[Stored dataset items]
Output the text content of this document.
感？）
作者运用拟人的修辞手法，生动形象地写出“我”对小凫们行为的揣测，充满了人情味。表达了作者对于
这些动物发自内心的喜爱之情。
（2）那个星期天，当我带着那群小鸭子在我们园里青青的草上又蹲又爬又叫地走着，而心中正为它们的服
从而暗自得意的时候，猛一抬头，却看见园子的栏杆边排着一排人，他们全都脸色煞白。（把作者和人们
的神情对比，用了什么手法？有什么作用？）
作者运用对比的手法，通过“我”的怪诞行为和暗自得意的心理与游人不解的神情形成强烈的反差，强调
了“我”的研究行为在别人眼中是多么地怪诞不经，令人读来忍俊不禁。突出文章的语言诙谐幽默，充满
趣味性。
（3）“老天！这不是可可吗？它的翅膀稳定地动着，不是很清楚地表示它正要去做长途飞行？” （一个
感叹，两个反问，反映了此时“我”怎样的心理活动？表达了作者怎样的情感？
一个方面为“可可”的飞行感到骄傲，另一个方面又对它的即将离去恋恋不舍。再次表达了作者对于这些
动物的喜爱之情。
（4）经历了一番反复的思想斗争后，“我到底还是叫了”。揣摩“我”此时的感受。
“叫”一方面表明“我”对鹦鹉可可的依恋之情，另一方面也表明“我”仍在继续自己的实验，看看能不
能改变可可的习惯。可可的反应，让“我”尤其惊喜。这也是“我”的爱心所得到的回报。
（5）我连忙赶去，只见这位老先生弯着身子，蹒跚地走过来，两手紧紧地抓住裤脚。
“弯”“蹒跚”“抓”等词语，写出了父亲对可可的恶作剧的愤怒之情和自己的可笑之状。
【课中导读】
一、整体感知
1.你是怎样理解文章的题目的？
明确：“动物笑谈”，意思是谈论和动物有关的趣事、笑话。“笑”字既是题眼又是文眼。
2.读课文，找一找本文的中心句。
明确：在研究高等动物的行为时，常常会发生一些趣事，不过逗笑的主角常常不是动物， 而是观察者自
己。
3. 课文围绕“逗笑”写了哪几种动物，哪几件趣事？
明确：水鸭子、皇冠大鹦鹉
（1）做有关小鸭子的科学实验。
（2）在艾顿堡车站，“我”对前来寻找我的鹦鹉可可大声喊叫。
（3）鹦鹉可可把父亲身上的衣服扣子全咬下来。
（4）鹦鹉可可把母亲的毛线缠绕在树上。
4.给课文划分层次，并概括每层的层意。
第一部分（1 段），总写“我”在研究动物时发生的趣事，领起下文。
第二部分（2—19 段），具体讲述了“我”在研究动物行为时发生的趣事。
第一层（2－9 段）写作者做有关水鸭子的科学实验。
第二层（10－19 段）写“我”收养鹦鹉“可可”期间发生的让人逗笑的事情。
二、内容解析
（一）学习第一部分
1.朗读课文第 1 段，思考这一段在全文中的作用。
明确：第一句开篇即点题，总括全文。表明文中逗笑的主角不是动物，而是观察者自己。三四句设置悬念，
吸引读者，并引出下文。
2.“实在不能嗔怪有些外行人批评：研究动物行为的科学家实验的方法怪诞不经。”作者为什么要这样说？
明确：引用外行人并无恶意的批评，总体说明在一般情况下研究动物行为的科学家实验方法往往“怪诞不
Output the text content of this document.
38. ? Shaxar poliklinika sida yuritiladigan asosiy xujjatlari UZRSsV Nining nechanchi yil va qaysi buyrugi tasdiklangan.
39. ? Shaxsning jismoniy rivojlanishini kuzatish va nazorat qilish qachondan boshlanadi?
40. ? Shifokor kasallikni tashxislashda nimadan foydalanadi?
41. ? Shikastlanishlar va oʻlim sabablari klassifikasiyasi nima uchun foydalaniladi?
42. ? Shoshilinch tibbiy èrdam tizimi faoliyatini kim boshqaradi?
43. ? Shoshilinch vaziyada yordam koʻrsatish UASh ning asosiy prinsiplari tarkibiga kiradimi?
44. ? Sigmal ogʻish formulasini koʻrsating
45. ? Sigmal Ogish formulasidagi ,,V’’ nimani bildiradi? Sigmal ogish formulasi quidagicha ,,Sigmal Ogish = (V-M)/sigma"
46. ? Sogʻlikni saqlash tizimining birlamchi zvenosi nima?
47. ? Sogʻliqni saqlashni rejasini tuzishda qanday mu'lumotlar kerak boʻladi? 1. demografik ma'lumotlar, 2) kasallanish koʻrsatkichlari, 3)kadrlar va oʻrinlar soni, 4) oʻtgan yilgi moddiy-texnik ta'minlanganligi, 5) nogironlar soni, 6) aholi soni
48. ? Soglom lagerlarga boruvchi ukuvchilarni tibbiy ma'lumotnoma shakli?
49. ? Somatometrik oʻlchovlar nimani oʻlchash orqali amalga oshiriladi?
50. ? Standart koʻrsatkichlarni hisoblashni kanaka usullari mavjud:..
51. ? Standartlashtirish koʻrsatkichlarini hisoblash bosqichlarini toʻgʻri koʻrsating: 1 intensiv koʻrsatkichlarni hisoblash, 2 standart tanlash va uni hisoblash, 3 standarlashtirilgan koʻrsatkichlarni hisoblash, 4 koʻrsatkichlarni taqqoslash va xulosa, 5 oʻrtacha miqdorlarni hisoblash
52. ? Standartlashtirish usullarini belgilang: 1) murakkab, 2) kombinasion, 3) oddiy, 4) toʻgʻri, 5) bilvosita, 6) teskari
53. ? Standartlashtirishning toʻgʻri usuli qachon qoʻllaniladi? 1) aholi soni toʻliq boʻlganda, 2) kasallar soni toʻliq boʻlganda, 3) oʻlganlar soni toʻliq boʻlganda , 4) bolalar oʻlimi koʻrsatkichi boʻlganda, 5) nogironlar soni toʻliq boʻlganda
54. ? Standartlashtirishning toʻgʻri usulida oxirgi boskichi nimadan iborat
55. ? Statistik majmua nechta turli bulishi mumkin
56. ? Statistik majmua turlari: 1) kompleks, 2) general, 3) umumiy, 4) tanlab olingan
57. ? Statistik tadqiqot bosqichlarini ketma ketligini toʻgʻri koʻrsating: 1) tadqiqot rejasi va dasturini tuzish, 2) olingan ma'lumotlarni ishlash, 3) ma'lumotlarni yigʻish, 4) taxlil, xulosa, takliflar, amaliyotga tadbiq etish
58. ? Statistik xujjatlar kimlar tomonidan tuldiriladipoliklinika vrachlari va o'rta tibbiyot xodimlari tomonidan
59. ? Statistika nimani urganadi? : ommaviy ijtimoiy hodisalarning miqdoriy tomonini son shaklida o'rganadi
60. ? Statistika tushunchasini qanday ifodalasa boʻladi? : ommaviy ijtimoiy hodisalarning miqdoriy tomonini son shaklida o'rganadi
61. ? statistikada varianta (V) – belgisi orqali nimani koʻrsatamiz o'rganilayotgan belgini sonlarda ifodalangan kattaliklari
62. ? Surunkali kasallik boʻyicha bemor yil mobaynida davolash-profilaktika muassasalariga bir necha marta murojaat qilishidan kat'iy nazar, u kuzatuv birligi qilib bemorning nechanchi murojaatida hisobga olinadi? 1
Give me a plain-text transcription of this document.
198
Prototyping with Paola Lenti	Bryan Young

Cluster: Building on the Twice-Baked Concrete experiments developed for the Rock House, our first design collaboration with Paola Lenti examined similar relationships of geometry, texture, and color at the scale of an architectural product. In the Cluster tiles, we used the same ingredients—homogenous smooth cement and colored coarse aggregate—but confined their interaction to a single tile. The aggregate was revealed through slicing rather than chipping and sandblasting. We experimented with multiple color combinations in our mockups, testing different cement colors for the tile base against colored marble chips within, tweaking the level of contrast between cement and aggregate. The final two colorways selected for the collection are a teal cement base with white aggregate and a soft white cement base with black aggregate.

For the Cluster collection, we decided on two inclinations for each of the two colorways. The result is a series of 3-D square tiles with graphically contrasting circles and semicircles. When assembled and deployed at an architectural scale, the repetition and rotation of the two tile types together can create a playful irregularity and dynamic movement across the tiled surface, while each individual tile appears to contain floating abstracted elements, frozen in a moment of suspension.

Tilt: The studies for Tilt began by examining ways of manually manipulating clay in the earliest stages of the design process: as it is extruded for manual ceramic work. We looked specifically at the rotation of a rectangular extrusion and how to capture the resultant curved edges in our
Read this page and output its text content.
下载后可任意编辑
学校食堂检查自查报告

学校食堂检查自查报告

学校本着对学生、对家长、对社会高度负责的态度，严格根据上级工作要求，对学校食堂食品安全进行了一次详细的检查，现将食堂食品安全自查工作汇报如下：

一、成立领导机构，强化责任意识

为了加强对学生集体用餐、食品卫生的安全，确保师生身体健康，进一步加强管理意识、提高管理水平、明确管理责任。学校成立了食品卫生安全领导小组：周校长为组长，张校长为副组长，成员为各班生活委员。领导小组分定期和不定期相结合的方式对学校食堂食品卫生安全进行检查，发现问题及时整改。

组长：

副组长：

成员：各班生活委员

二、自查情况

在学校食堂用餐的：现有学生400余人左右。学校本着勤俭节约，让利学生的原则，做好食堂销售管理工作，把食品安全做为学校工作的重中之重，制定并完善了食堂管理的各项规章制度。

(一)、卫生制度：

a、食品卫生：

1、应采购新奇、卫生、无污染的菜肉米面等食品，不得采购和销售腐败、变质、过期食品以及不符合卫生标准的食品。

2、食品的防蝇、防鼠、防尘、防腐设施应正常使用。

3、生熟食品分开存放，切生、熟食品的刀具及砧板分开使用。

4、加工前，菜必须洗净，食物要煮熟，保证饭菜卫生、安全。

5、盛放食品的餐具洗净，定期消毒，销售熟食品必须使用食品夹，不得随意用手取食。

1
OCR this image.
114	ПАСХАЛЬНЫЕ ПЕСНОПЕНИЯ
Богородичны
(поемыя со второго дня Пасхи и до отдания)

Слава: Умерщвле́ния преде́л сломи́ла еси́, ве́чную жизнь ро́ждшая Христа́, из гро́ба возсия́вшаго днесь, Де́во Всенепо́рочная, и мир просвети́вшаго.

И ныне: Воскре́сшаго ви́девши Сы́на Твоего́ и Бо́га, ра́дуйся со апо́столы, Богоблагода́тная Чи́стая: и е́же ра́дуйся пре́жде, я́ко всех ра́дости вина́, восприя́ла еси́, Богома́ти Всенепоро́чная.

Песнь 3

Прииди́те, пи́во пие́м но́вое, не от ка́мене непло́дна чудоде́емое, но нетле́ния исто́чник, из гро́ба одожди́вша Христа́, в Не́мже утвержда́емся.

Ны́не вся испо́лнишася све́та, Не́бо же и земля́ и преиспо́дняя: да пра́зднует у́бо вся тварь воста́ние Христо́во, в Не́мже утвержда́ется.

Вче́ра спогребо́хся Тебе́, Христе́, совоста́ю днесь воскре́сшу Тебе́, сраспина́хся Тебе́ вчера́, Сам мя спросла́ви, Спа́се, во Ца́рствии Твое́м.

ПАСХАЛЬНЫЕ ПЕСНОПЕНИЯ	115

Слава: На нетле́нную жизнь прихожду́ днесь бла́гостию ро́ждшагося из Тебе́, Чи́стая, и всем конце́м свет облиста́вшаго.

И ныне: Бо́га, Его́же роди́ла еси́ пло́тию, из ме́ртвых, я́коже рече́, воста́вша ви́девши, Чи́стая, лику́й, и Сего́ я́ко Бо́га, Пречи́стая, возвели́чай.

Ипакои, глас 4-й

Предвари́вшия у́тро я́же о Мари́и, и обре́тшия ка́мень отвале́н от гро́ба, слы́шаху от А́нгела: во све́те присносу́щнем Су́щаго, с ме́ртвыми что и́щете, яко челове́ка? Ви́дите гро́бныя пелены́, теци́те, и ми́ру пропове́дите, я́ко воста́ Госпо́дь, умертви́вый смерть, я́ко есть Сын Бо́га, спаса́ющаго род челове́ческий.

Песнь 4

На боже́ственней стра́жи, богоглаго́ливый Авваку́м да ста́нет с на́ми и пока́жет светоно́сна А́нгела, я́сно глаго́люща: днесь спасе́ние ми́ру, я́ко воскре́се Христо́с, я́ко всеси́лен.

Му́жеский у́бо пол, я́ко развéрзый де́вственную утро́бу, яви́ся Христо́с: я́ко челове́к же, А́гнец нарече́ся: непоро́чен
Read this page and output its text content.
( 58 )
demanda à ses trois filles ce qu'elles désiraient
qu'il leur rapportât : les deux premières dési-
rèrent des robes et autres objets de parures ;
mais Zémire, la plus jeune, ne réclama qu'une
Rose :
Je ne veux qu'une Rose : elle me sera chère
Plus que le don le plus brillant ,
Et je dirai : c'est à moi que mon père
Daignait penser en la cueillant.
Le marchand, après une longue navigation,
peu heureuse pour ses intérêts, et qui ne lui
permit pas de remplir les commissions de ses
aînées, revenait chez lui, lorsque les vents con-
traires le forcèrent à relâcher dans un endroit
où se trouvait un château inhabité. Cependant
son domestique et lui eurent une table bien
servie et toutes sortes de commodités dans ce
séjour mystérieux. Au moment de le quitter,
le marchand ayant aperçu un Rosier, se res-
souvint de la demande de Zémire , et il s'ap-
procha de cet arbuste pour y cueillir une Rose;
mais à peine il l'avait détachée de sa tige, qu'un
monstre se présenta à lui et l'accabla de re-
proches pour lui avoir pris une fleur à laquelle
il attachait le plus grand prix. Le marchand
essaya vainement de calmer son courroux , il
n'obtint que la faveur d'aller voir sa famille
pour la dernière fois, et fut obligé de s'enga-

§ **The task**: Find the string "plus" in the listing and return every line that holds it.

§ **Exercise response**:
mais Zémire, la plus jeune, ne réclama qu'une
Plus que le don le plus brillant ,
il attachait le plus grand prix. Le marchand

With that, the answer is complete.